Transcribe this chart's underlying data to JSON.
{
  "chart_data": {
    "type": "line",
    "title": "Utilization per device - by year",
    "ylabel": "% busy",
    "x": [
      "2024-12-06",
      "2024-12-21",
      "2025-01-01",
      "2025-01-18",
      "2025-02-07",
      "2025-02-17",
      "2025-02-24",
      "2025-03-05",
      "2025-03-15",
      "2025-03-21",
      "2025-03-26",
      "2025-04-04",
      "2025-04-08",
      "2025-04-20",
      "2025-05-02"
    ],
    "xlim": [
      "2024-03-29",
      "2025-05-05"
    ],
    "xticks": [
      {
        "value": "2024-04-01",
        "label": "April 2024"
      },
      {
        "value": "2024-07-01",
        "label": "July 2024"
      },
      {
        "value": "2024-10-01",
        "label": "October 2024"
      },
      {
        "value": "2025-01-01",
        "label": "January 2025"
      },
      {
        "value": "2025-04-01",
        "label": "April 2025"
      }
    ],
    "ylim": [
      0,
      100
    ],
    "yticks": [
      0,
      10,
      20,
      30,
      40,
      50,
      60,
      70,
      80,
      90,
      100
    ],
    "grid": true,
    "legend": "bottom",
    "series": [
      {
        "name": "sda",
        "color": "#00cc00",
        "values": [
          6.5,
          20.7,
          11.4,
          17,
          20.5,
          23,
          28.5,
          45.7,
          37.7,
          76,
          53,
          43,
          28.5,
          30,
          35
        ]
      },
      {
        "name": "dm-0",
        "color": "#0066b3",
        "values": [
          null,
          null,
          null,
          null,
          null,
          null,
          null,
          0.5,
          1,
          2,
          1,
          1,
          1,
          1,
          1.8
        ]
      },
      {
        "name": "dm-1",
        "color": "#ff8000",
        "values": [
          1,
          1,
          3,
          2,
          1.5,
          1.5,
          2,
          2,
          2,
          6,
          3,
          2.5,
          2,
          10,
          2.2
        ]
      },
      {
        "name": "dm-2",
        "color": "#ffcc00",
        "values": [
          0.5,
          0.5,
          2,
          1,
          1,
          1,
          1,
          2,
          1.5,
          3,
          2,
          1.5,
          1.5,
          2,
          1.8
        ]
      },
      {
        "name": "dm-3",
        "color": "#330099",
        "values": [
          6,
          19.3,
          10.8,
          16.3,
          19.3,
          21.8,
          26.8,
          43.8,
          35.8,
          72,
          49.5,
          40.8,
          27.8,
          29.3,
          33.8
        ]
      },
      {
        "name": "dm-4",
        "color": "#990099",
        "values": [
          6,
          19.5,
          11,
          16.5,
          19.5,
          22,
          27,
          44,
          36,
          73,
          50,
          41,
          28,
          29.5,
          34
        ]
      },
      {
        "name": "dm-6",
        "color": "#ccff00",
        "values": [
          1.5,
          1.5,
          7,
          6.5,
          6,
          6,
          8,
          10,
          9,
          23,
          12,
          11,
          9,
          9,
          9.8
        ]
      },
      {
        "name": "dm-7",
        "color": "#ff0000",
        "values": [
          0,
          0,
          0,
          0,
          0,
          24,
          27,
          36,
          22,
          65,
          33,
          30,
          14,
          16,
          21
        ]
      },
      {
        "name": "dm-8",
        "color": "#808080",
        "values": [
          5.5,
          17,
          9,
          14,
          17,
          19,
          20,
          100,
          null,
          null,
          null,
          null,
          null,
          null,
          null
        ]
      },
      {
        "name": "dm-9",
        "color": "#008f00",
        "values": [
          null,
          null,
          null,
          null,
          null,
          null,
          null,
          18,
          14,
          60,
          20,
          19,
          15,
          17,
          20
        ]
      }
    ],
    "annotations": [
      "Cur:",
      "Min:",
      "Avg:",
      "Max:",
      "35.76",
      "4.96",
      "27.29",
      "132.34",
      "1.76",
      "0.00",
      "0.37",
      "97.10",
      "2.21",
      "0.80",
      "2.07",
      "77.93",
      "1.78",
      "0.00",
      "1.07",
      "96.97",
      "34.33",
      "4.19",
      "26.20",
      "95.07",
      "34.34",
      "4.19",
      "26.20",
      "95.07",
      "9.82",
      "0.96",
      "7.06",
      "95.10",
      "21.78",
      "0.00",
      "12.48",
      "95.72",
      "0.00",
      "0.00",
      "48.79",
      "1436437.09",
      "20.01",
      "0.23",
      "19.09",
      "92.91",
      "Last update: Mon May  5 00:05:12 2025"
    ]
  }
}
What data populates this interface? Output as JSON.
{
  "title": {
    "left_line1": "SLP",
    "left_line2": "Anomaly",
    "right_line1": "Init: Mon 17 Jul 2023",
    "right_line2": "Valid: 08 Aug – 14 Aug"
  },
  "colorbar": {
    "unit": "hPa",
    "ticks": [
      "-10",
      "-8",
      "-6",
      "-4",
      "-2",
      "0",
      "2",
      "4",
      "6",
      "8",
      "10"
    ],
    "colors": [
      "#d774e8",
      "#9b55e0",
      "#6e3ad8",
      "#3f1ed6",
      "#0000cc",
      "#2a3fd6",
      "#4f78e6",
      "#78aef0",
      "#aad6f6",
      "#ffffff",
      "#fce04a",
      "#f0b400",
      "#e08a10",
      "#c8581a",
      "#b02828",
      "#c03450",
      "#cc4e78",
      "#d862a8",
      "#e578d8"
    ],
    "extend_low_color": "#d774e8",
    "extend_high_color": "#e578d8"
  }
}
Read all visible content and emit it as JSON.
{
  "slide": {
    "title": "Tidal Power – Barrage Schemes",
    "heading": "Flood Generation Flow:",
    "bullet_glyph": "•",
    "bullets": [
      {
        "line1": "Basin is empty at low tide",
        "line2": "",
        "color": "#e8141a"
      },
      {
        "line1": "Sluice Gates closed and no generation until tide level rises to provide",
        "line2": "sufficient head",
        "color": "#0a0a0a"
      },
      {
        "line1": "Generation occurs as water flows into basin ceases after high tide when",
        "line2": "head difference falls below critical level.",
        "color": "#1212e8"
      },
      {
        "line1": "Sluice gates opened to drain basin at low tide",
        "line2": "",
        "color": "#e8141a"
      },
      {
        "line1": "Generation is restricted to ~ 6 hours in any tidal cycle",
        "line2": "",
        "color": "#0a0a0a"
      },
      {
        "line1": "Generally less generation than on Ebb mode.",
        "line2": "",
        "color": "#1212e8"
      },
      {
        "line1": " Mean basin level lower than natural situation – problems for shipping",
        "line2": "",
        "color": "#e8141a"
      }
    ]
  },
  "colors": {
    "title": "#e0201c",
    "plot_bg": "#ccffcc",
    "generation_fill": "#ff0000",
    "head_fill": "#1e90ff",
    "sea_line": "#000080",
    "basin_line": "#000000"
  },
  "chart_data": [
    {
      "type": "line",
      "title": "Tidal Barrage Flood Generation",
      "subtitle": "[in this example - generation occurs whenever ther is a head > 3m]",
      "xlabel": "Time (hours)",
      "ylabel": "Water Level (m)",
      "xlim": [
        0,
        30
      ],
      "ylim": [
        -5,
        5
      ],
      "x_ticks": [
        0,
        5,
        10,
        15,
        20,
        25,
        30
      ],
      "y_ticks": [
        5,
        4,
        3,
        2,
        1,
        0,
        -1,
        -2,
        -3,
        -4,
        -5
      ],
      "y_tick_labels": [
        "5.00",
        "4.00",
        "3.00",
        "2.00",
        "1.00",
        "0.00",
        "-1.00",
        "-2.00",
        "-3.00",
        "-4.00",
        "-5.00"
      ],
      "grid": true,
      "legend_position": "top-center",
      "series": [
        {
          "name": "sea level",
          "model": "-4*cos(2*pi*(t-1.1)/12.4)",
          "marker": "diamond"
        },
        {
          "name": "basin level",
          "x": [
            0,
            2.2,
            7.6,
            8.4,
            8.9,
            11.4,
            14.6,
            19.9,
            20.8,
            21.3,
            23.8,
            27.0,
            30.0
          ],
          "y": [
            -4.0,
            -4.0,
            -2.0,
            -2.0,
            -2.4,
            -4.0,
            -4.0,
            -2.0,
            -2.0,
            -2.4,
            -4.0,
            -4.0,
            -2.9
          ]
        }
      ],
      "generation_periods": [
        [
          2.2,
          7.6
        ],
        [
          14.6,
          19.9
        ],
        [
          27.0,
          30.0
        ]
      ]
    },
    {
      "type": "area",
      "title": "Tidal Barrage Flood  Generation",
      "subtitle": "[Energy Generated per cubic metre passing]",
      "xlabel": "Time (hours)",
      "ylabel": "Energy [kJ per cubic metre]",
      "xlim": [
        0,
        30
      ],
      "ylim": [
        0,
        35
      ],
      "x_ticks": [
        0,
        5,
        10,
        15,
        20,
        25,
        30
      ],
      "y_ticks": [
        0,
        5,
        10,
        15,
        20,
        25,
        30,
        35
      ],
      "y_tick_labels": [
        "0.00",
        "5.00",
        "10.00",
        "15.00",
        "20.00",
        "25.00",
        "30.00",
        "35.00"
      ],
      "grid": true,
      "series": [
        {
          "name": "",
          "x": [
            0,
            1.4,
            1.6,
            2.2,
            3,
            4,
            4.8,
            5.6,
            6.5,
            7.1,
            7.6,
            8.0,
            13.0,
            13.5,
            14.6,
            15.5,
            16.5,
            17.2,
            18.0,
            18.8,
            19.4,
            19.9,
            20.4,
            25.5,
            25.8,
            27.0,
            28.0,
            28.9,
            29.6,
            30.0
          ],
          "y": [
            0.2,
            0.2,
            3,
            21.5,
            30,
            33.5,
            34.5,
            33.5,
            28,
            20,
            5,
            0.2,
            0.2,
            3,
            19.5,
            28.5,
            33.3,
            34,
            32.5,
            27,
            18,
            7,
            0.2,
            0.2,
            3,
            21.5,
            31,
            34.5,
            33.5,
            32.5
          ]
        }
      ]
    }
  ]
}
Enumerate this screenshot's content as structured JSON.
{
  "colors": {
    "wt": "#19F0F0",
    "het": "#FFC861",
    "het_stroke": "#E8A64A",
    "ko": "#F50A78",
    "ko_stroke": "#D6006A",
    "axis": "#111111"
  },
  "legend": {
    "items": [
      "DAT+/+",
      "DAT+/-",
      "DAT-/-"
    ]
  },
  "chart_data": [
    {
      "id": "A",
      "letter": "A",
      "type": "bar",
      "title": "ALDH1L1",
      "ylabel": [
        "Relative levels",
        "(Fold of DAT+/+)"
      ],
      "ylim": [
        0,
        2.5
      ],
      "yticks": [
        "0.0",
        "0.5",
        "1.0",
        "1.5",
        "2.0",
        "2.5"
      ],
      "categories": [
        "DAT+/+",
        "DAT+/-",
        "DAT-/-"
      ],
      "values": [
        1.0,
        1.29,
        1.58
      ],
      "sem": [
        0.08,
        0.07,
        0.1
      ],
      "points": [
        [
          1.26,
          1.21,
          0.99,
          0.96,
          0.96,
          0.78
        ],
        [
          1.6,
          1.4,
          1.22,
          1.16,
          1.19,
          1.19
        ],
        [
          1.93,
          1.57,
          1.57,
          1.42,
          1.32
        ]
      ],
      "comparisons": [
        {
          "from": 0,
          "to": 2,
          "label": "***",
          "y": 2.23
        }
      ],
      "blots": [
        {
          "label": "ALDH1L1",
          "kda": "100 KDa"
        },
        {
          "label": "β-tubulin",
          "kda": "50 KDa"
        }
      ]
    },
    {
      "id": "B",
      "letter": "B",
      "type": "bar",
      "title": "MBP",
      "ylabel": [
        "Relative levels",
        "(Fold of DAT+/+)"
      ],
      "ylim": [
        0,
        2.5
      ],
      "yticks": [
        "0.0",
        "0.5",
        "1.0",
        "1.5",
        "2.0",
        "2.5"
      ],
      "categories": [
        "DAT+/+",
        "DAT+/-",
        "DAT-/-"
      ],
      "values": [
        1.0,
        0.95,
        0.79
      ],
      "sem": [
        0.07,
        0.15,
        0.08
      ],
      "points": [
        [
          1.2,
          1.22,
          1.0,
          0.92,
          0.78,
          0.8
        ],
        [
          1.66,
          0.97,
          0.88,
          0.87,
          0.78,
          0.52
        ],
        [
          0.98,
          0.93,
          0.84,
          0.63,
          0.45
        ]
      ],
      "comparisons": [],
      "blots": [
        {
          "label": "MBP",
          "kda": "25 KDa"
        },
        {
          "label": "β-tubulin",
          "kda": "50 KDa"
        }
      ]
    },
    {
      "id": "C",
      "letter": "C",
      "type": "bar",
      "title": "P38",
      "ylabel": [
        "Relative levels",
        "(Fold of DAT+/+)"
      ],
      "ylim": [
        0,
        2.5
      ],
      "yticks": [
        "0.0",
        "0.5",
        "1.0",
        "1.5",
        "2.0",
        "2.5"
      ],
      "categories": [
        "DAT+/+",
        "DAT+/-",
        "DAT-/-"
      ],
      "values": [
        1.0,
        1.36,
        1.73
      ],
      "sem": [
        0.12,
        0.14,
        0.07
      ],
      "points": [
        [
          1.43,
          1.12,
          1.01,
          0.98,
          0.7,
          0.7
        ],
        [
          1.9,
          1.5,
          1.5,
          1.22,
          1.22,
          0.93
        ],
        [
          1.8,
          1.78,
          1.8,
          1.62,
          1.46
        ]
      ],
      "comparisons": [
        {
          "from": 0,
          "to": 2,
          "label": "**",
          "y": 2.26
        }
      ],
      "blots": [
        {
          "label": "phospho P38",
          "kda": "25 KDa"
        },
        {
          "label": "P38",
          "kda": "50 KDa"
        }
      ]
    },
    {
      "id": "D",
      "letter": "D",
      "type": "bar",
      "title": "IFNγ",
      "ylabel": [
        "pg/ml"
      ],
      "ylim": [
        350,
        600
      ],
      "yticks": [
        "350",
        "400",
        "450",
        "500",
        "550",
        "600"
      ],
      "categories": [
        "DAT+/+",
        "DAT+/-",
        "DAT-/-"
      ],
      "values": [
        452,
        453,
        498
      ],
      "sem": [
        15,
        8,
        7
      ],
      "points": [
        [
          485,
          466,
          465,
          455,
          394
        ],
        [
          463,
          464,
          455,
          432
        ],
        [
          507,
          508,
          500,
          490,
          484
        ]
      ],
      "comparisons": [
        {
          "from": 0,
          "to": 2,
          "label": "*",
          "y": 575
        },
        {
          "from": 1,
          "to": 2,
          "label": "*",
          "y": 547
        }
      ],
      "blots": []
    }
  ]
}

Exercise> Scan the data above; copy every line where "Energy" appears.

Response to this exercise>
      "subtitle": "[Energy Generated per cubic metre passing]",
      "ylabel": "Energy [kJ per cubic metre]",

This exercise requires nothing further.